----- Raw data -----

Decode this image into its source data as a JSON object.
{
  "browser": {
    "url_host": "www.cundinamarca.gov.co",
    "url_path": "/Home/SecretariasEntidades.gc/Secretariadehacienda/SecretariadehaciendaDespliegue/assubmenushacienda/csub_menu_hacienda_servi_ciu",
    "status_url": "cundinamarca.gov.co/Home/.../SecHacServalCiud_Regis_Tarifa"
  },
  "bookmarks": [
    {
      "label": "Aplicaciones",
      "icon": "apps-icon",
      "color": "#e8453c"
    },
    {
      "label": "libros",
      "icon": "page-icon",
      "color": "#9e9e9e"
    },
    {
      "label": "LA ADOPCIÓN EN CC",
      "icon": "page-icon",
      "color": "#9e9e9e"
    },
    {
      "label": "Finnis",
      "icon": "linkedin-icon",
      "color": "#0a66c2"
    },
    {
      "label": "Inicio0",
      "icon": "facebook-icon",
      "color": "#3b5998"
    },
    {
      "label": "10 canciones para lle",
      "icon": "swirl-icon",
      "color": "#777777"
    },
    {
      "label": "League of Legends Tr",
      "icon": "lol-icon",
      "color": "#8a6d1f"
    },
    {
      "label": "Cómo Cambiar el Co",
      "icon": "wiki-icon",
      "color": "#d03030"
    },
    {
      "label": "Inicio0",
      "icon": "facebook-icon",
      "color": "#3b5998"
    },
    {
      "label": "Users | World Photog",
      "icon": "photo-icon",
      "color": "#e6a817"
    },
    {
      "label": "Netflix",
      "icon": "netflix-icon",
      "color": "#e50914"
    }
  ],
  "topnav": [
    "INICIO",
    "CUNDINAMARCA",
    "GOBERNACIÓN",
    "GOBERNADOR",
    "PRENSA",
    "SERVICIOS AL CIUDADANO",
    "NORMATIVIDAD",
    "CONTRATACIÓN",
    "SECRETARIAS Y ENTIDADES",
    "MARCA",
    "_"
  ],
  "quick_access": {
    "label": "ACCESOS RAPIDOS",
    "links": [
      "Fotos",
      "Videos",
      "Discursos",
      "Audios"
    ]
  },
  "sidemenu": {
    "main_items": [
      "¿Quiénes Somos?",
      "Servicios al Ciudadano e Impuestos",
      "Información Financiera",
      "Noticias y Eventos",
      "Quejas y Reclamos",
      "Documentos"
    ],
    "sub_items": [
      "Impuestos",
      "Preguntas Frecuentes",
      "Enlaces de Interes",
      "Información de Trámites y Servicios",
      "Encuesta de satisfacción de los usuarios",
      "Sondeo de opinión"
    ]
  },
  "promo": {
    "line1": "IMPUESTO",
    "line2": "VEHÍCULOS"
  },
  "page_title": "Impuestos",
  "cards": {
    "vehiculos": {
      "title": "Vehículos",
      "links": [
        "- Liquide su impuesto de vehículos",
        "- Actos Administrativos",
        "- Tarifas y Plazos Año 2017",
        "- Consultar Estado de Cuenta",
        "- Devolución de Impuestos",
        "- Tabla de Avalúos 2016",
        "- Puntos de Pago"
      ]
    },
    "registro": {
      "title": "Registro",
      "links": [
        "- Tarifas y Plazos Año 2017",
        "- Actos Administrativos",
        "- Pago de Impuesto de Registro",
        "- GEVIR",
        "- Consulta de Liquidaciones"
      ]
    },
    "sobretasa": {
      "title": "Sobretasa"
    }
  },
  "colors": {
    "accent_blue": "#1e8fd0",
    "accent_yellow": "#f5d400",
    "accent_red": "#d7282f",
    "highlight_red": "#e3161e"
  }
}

-----

● **Exercise**:
Your task is to quote all of the data word for word.

● **Result of this task**:
Decode this image into its source data as a JSON object.
{
  "browser": {
    "url_host": "www.cundinamarca.gov.co",
    "url_path": "/Home/SecretariasEntidades.gc/Secretariadehacienda/SecretariadehaciendaDespliegue/assubmenushacienda/csub_menu_hacienda_servi_ciu",
    "status_url": "cundinamarca.gov.co/Home/.../SecHacServalCiud_Regis_Tarifa"
  },
  "bookmarks": [
    {
      "label": "Aplicaciones",
      "icon": "apps-icon",
      "color": "#e8453c"
    },
    {
      "label": "libros",
      "icon": "page-icon",
      "color": "#9e9e9e"
    },
    {
      "label": "LA ADOPCIÓN EN CC",
      "icon": "page-icon",
      "color": "#9e9e9e"
    },
    {
      "label": "Finnis",
      "icon": "linkedin-icon",
      "color": "#0a66c2"
    },
    {
      "label": "Inicio0",
      "icon": "facebook-icon",
      "color": "#3b5998"
    },
    {
      "label": "10 canciones para lle",
      "icon": "swirl-icon",
      "color": "#777777"
    },
    {
      "label": "League of Legends Tr",
      "icon": "lol-icon",
      "color": "#8a6d1f"
    },
    {
      "label": "Cómo Cambiar el Co",
      "icon": "wiki-icon",
      "color": "#d03030"
    },
    {
      "label": "Inicio0",
      "icon": "facebook-icon",
      "color": "#3b5998"
    },
    {
      "label": "Users | World Photog",
      "icon": "photo-icon",
      "color": "#e6a817"
    },
    {
      "label": "Netflix",
      "icon": "netflix-icon",
      "color": "#e50914"
    }
  ],
  "topnav": [
    "INICIO",
    "CUNDINAMARCA",
    "GOBERNACIÓN",
    "GOBERNADOR",
    "PRENSA",
    "SERVICIOS AL CIUDADANO",
    "NORMATIVIDAD",
    "CONTRATACIÓN",
    "SECRETARIAS Y ENTIDADES",
    "MARCA",
    "_"
  ],
  "quick_access": {
    "label": "ACCESOS RAPIDOS",
    "links": [
      "Fotos",
      "Videos",
      "Discursos",
      "Audios"
    ]
  },
  "sidemenu": {
    "main_items": [
      "¿Quiénes Somos?",
      "Servicios al Ciudadano e Impuestos",
      "Información Financiera",
      "Noticias y Eventos",
      "Quejas y Reclamos",
      "Documentos"
    ],
    "sub_items": [
      "Impuestos",
      "Preguntas Frecuentes",
      "Enlaces de Interes",
      "Información de Trámites y Servicios",
      "Encuesta de satisfacción de los usuarios",
      "Sondeo de opinión"
    ]
  },
  "promo": {
    "line1": "IMPUESTO",
    "line2": "VEHÍCULOS"
  },
  "page_title": "Impuestos",
  "cards": {
    "vehiculos": {
      "title": "Vehículos",
      "links": [
        "- Liquide su impuesto de vehículos",
        "- Actos Administrativos",
        "- Tarifas y Plazos Año 2017",
        "- Consultar Estado de Cuenta",
        "- Devolución de Impuestos",
        "- Tabla de Avalúos 2016",
        "- Puntos de Pago"
      ]
    },
    "registro": {
      "title": "Registro",
      "links": [
        "- Tarifas y Plazos Año 2017",
        "- Actos Administrativos",
        "- Pago de Impuesto de Registro",
        "- GEVIR",
        "- Consulta de Liquidaciones"
      ]
    },
    "sobretasa": {
      "title": "Sobretasa"
    }
  },
  "colors": {
    "accent_blue": "#1e8fd0",
    "accent_yellow": "#f5d400",
    "accent_red": "#d7282f",
    "highlight_red": "#e3161e"
  }
}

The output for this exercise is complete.